### Objective
Check each line of the listing for the word "have" and report how many lines contain it, giving nothing but the number.

Stored records
========================================================================
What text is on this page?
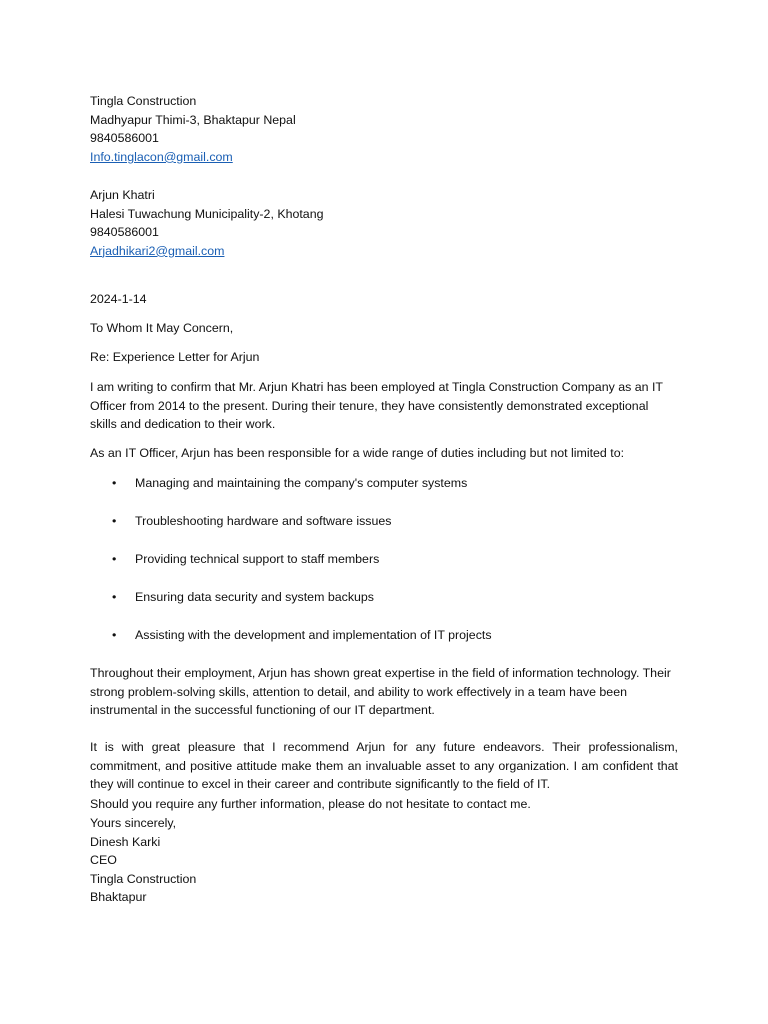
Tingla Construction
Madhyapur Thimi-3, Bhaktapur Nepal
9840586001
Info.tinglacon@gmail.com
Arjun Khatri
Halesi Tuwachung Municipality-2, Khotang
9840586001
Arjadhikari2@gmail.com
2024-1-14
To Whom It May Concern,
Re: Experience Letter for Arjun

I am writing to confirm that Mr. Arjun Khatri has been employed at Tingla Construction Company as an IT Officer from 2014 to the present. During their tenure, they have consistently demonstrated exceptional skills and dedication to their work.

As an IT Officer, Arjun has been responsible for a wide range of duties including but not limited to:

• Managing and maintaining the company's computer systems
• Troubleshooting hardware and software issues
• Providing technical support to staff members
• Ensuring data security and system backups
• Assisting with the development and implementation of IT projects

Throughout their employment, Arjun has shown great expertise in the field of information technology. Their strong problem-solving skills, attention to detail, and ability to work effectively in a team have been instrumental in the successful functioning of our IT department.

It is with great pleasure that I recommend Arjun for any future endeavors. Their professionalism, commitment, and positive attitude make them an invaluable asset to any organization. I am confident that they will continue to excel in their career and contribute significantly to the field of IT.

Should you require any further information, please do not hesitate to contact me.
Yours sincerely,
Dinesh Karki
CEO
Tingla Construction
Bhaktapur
========================================================================
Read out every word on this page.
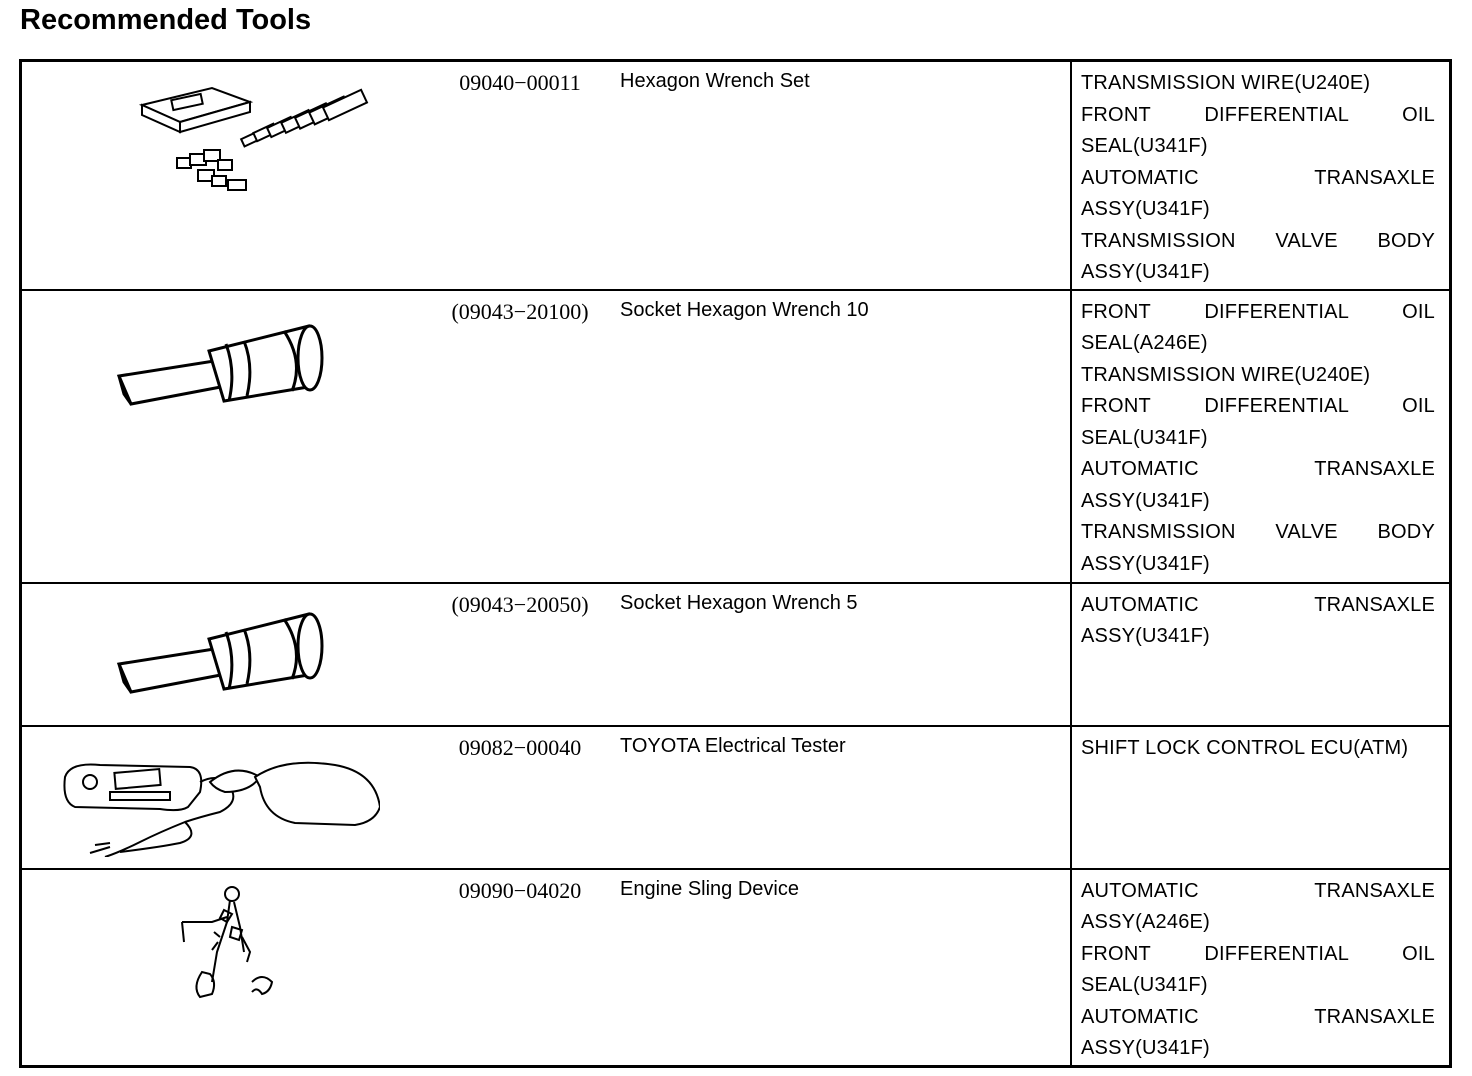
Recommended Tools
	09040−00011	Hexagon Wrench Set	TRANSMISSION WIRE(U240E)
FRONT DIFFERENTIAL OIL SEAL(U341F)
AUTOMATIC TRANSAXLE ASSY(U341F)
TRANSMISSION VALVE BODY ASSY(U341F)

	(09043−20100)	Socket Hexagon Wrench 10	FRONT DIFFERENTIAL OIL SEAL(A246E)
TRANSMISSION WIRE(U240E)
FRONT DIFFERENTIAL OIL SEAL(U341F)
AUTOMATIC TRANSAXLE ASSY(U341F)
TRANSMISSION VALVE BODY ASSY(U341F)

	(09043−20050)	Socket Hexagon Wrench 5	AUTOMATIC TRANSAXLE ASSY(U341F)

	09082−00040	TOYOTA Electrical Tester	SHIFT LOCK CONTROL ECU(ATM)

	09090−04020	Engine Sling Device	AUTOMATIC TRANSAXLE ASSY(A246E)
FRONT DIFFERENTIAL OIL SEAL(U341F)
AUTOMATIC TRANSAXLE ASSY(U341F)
========================================================================
### Solved exercise
2